# start of Dataset entries

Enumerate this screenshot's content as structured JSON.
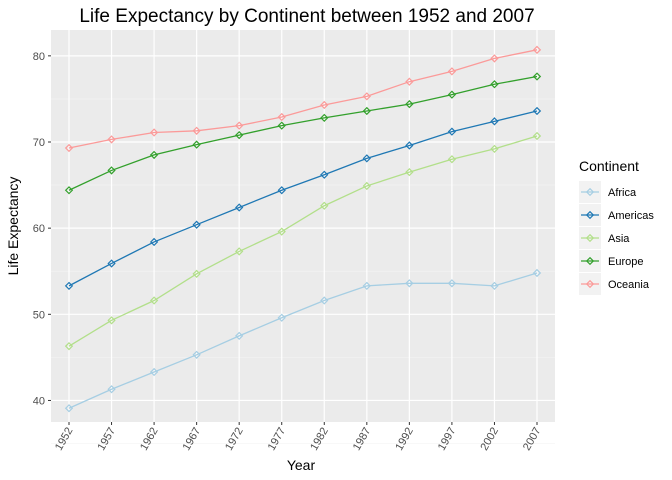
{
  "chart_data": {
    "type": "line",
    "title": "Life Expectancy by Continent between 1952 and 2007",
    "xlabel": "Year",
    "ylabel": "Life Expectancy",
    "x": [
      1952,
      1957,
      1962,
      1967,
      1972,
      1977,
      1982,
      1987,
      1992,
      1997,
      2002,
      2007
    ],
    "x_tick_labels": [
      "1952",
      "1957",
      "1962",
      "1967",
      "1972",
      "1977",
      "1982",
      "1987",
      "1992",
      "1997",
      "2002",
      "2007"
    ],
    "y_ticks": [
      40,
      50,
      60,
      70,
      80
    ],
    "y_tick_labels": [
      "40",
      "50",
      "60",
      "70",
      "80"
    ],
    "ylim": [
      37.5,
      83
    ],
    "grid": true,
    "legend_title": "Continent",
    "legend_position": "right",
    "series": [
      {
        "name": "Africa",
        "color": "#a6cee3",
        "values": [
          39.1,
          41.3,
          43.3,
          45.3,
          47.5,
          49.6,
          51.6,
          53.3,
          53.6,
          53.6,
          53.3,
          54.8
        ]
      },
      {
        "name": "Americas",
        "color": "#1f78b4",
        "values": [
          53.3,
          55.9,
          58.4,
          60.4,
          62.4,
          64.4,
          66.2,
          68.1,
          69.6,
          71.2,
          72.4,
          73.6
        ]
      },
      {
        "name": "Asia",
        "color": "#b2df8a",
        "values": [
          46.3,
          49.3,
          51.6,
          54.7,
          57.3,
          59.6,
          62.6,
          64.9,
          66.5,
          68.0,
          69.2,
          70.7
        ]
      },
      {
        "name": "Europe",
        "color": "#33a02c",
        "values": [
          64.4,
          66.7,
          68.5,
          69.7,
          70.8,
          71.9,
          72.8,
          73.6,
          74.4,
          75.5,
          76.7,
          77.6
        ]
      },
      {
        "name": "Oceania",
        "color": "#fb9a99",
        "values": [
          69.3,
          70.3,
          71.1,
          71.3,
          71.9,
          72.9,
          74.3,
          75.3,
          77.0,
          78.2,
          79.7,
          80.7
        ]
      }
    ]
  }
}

# end of Dataset entries
# start of Dataset entries

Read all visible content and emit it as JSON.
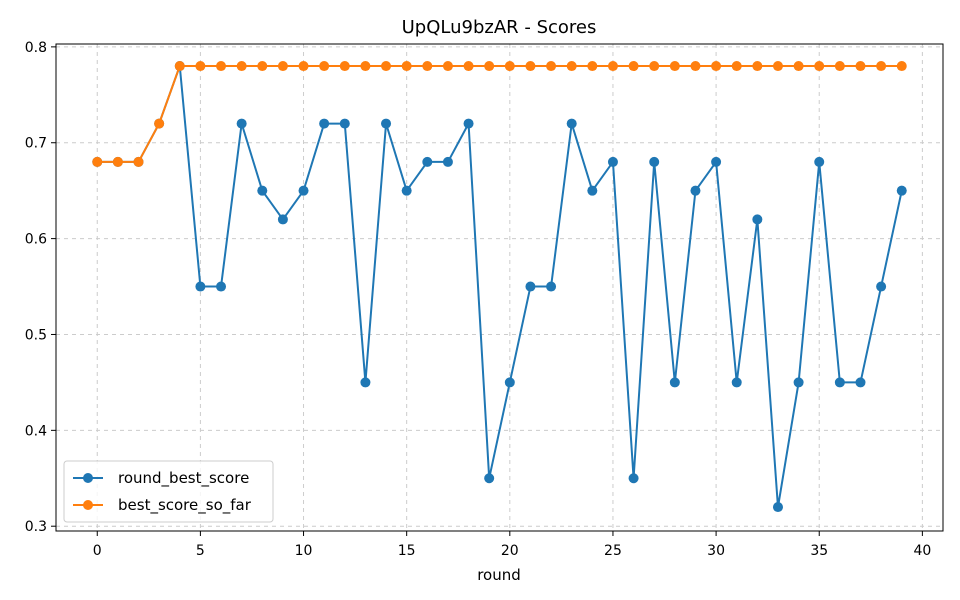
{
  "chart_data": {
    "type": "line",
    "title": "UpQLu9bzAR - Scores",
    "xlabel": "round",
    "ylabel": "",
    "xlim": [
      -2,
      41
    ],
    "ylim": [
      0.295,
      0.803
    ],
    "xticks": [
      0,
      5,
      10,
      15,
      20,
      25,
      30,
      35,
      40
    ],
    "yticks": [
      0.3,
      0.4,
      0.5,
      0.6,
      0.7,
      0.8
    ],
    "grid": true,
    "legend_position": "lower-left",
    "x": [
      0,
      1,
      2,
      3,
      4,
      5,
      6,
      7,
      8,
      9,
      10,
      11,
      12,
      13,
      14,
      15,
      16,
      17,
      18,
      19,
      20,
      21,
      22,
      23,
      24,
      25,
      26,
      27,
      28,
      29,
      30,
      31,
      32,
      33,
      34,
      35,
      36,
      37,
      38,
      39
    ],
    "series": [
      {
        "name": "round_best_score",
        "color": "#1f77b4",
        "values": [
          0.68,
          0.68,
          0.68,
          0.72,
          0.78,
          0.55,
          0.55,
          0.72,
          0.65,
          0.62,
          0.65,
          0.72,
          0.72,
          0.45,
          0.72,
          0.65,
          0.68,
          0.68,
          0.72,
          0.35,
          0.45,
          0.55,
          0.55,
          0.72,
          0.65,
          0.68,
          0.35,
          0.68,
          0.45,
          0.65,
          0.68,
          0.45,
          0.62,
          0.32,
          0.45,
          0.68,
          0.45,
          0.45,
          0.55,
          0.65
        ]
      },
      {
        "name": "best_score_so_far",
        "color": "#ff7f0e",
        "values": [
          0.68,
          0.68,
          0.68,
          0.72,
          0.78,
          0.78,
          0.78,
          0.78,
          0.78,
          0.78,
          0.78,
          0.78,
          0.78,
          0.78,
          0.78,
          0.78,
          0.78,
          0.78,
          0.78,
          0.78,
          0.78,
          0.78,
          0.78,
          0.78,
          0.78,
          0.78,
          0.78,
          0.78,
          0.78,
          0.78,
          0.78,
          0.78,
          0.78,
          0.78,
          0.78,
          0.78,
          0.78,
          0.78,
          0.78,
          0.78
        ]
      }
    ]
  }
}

# end of Dataset entries

**Written problem:** Give only the number of lines in the material above that include the word "Life".

**The output:** 2